◆ TASK TO CARRY OUT ◆
For the data below, report only the number of lines containing the string "lata".

◆ DATA EXTRACT ◆
• • • •

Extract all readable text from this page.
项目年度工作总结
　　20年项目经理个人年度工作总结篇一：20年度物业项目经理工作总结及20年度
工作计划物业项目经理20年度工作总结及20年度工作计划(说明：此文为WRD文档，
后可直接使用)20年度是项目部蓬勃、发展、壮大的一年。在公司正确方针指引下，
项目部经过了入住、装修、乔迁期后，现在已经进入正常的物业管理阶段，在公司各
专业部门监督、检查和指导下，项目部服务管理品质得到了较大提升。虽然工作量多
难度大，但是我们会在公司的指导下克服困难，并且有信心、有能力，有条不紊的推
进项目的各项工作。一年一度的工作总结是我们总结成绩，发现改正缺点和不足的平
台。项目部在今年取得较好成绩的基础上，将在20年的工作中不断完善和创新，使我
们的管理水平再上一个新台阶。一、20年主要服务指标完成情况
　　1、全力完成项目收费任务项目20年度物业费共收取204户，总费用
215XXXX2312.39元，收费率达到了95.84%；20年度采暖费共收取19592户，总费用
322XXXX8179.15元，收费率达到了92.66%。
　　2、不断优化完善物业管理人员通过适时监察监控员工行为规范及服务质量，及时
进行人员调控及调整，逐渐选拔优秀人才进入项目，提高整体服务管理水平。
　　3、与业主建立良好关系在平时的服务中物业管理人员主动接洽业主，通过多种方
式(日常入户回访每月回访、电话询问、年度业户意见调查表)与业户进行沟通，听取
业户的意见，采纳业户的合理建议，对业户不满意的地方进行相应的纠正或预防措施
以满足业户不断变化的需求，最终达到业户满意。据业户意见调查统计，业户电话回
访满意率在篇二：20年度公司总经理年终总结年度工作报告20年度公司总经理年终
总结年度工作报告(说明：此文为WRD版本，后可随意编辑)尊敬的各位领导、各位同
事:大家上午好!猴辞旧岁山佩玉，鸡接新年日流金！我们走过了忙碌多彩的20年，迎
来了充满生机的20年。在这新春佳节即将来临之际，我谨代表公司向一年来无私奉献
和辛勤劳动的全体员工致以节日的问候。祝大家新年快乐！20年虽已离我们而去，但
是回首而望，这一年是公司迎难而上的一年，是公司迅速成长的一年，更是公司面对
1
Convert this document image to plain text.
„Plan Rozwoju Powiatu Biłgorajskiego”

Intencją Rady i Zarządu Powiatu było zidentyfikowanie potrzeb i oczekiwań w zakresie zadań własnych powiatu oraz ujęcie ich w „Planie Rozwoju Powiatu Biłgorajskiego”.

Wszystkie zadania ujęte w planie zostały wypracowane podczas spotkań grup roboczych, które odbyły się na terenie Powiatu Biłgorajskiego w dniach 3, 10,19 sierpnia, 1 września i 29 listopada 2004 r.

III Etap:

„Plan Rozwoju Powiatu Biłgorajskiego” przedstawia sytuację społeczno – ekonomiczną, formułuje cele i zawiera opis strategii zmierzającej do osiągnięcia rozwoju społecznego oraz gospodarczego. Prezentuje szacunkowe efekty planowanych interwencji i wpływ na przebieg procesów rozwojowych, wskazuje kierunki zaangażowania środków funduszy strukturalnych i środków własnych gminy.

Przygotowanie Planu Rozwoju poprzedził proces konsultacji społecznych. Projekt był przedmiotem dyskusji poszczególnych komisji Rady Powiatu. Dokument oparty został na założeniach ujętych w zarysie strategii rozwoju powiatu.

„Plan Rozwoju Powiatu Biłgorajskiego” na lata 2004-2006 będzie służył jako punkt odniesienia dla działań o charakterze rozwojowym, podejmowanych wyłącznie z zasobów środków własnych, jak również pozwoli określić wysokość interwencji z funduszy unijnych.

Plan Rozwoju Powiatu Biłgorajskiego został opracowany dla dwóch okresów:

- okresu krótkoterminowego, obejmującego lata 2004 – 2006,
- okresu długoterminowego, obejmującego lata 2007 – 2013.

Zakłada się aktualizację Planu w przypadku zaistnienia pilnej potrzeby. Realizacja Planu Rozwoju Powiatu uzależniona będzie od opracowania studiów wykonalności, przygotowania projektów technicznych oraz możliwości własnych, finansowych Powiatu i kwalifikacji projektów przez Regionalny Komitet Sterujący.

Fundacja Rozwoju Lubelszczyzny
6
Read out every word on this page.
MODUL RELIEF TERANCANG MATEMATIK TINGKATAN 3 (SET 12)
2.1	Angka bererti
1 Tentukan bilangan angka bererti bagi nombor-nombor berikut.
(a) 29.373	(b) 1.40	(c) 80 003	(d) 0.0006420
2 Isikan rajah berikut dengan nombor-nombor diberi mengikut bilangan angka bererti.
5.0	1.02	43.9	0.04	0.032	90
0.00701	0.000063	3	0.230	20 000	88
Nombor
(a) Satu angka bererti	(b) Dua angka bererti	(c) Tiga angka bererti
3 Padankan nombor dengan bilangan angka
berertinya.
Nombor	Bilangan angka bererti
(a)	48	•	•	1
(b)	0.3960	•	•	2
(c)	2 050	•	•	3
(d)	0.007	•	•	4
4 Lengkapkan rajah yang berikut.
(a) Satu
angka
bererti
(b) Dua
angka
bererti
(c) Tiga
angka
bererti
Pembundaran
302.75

• • • •

◆ RESPONSE TO THIS TASK ◆
3